Task description:
Could each record be restated word for word?

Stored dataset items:

• • •

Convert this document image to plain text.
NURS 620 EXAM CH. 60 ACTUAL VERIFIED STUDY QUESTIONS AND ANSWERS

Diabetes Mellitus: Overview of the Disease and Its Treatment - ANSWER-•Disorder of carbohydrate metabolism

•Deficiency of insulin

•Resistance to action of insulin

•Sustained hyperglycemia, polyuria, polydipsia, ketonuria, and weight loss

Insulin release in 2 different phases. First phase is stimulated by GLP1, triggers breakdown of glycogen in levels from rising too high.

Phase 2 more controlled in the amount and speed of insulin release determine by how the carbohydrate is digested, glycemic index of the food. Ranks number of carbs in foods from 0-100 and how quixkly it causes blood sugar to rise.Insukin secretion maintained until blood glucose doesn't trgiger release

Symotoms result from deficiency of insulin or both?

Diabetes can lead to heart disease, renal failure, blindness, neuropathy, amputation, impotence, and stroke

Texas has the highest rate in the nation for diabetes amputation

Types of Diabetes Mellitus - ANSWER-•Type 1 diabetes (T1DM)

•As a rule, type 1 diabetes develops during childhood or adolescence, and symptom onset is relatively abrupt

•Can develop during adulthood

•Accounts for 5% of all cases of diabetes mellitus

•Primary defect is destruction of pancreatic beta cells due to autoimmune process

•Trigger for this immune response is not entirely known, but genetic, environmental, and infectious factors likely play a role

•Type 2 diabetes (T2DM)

• • •

Output for this exercise:
Convert this document image to plain text.
NURS 620 EXAM CH. 60 ACTUAL VERIFIED STUDY QUESTIONS AND ANSWERS

Diabetes Mellitus: Overview of the Disease and Its Treatment - ANSWER-•Disorder of carbohydrate metabolism

•Deficiency of insulin

•Resistance to action of insulin

•Sustained hyperglycemia, polyuria, polydipsia, ketonuria, and weight loss

Insulin release in 2 different phases. First phase is stimulated by GLP1, triggers breakdown of glycogen in levels from rising too high.

Phase 2 more controlled in the amount and speed of insulin release determine by how the carbohydrate is digested, glycemic index of the food. Ranks number of carbs in foods from 0-100 and how quixkly it causes blood sugar to rise.Insukin secretion maintained until blood glucose doesn't trgiger release

Symotoms result from deficiency of insulin or both?

Diabetes can lead to heart disease, renal failure, blindness, neuropathy, amputation, impotence, and stroke

Texas has the highest rate in the nation for diabetes amputation

Types of Diabetes Mellitus - ANSWER-•Type 1 diabetes (T1DM)

•As a rule, type 1 diabetes develops during childhood or adolescence, and symptom onset is relatively abrupt

•Can develop during adulthood

•Accounts for 5% of all cases of diabetes mellitus

•Primary defect is destruction of pancreatic beta cells due to autoimmune process

•Trigger for this immune response is not entirely known, but genetic, environmental, and infectious factors likely play a role

•Type 2 diabetes (T2DM)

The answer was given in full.